◆ TASK:
Every line that contains the word "Median" should be copied.

◆ DATA FOR PROCESSING:
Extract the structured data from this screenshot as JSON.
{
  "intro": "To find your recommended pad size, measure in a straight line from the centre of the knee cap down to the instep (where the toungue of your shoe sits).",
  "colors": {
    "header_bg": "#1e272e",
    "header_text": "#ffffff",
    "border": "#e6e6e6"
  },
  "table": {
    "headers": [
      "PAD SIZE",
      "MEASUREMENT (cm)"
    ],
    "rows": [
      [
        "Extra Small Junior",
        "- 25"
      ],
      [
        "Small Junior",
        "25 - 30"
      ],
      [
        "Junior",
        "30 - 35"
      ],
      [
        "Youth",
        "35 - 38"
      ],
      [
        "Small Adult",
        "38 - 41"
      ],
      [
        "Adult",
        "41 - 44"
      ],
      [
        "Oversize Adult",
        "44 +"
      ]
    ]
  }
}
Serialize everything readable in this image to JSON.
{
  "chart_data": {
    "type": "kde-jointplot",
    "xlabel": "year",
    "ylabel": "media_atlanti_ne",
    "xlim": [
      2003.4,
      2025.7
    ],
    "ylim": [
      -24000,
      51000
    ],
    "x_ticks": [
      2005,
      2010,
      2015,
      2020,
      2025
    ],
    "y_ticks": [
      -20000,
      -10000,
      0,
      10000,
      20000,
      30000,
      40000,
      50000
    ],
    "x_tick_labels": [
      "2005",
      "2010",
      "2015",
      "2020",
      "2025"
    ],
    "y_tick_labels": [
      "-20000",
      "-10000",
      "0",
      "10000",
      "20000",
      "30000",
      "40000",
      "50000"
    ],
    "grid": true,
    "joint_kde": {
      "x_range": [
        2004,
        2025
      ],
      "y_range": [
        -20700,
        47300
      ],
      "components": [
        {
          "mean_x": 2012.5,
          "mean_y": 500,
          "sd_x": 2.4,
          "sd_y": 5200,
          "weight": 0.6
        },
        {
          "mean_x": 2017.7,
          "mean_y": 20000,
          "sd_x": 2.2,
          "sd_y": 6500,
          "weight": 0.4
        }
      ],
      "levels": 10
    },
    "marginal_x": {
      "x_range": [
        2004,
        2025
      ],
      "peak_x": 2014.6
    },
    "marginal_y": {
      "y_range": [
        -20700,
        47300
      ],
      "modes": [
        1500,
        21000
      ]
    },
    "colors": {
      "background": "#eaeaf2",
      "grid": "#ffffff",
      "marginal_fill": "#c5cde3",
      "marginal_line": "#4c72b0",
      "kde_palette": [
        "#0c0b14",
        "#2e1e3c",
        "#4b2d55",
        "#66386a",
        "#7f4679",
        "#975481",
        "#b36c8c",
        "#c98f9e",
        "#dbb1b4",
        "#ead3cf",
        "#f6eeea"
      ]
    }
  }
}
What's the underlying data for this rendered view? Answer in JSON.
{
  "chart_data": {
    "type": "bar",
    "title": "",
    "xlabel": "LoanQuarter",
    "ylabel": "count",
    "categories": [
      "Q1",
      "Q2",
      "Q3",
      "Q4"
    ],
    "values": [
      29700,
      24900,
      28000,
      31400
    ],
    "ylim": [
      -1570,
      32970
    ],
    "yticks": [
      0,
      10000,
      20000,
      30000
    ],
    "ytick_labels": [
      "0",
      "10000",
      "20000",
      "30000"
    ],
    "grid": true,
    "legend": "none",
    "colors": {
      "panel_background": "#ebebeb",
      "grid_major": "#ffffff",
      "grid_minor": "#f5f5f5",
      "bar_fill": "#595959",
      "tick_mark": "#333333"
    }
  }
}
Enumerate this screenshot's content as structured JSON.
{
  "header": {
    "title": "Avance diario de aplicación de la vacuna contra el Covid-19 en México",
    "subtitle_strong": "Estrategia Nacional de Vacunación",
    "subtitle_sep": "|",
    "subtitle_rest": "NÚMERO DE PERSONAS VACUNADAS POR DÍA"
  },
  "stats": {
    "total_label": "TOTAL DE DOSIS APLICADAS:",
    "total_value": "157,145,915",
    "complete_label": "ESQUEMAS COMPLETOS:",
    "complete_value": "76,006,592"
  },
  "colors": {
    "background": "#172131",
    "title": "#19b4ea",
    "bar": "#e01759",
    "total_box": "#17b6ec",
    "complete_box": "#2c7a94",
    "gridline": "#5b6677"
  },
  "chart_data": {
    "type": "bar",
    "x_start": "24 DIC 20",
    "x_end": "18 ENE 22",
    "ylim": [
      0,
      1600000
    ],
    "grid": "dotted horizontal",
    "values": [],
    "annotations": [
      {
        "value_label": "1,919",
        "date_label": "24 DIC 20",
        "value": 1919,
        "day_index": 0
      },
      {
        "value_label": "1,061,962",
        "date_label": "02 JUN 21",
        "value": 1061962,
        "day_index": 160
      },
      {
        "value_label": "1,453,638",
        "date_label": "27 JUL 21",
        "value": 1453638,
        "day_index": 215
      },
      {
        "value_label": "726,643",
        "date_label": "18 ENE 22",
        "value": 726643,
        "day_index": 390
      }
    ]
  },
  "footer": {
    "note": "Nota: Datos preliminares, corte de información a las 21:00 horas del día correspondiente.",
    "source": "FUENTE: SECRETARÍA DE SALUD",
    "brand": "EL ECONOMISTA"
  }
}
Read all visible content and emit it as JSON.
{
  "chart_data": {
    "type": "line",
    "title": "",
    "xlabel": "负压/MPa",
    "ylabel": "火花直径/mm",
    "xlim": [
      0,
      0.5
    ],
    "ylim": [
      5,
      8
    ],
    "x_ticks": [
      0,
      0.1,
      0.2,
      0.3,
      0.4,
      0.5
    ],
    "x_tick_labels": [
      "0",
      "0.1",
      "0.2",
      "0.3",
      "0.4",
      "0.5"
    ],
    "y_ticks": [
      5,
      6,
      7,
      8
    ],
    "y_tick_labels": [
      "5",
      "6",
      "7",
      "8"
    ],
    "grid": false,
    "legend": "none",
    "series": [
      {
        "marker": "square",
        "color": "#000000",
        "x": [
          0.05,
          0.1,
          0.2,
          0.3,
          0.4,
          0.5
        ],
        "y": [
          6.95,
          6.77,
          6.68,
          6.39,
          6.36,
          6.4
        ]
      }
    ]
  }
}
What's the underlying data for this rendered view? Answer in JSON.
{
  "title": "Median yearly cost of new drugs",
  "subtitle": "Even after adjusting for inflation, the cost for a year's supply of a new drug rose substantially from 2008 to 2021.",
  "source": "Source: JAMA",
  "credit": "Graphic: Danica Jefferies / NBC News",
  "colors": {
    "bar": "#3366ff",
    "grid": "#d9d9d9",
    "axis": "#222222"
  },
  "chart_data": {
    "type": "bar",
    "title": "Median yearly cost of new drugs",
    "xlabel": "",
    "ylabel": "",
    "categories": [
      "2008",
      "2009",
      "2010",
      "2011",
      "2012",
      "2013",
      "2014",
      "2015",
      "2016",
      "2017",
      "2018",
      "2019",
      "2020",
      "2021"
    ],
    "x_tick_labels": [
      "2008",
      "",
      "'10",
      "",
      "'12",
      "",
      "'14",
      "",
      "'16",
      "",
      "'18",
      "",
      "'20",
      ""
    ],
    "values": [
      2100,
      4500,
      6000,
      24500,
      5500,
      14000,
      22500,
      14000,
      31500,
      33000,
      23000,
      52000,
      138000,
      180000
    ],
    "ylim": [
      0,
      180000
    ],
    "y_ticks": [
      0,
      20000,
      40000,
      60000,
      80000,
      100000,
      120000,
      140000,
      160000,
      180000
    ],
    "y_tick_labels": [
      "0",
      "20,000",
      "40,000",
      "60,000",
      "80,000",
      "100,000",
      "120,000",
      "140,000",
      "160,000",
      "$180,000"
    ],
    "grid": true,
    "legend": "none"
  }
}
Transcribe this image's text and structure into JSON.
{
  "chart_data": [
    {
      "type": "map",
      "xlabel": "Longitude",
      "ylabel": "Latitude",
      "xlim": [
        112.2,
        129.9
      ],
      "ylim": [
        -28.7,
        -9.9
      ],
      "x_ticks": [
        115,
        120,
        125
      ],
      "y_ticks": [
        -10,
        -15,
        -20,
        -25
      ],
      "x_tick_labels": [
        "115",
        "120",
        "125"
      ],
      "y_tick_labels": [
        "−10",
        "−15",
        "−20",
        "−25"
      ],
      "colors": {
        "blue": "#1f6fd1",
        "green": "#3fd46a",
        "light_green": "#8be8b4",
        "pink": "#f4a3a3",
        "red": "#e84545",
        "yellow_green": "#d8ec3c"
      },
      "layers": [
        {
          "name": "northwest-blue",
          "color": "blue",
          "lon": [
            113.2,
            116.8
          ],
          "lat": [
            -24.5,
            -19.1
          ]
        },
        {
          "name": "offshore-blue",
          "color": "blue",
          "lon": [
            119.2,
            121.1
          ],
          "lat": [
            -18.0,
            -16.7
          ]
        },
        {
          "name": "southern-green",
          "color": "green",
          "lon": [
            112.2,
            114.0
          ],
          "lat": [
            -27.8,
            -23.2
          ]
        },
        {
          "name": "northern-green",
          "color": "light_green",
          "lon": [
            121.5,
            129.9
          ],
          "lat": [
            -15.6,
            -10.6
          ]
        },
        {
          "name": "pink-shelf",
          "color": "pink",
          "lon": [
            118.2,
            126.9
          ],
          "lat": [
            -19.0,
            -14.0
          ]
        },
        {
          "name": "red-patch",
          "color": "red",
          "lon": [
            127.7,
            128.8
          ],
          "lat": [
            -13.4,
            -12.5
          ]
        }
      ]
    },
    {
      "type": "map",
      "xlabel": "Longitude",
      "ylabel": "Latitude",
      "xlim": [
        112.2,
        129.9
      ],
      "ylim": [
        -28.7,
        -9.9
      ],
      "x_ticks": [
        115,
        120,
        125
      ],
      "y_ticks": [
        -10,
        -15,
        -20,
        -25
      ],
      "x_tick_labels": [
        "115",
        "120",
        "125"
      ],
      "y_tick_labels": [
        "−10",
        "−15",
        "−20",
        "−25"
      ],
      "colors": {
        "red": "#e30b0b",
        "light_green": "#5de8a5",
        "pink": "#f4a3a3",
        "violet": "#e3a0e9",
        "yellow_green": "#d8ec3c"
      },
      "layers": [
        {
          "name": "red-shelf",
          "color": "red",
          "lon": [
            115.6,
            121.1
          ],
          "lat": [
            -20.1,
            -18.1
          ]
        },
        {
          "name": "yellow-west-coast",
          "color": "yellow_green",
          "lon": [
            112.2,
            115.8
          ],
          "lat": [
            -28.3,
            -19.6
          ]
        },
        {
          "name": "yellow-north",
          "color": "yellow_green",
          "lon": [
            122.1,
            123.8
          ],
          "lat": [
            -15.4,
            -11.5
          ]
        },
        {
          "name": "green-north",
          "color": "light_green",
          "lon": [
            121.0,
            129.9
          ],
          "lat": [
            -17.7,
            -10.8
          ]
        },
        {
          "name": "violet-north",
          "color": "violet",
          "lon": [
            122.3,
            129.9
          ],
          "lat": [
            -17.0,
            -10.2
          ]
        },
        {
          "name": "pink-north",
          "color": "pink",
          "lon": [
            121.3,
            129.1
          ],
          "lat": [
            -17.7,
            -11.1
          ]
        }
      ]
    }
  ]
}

◆ RESULT OF THIS TASK:
  "title": "Median yearly cost of new drugs",
    "title": "Median yearly cost of new drugs",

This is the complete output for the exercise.